[Dataset rows about figures]
%%

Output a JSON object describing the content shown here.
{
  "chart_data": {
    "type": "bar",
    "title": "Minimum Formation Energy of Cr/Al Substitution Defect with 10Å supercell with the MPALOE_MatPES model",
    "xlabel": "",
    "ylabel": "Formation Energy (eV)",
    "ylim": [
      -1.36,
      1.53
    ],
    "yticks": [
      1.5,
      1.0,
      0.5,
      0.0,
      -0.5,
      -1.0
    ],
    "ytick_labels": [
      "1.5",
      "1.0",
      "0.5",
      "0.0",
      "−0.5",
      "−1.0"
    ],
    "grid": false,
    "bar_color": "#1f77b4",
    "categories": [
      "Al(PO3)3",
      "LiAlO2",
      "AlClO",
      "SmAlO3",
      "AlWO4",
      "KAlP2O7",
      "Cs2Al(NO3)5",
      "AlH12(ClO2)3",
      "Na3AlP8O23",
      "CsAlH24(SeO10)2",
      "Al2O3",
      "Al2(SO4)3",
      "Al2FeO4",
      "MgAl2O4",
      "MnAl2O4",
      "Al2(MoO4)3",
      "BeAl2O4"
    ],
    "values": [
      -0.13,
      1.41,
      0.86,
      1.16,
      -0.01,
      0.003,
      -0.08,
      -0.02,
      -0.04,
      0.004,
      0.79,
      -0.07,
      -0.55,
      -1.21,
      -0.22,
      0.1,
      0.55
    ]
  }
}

%%

▶ OBJECTIVE
Reproduce the entries above exactly.

▶ RESULT FOR THIS EXERCISE
Output a JSON object describing the content shown here.
{
  "chart_data": {
    "type": "bar",
    "title": "Minimum Formation Energy of Cr/Al Substitution Defect with 10Å supercell with the MPALOE_MatPES model",
    "xlabel": "",
    "ylabel": "Formation Energy (eV)",
    "ylim": [
      -1.36,
      1.53
    ],
    "yticks": [
      1.5,
      1.0,
      0.5,
      0.0,
      -0.5,
      -1.0
    ],
    "ytick_labels": [
      "1.5",
      "1.0",
      "0.5",
      "0.0",
      "−0.5",
      "−1.0"
    ],
    "grid": false,
    "bar_color": "#1f77b4",
    "categories": [
      "Al(PO3)3",
      "LiAlO2",
      "AlClO",
      "SmAlO3",
      "AlWO4",
      "KAlP2O7",
      "Cs2Al(NO3)5",
      "AlH12(ClO2)3",
      "Na3AlP8O23",
      "CsAlH24(SeO10)2",
      "Al2O3",
      "Al2(SO4)3",
      "Al2FeO4",
      "MgAl2O4",
      "MnAl2O4",
      "Al2(MoO4)3",
      "BeAl2O4"
    ],
    "values": [
      -0.13,
      1.41,
      0.86,
      1.16,
      -0.01,
      0.003,
      -0.08,
      -0.02,
      -0.04,
      0.004,
      0.79,
      -0.07,
      -0.55,
      -1.21,
      -0.22,
      0.1,
      0.55
    ]
  }
}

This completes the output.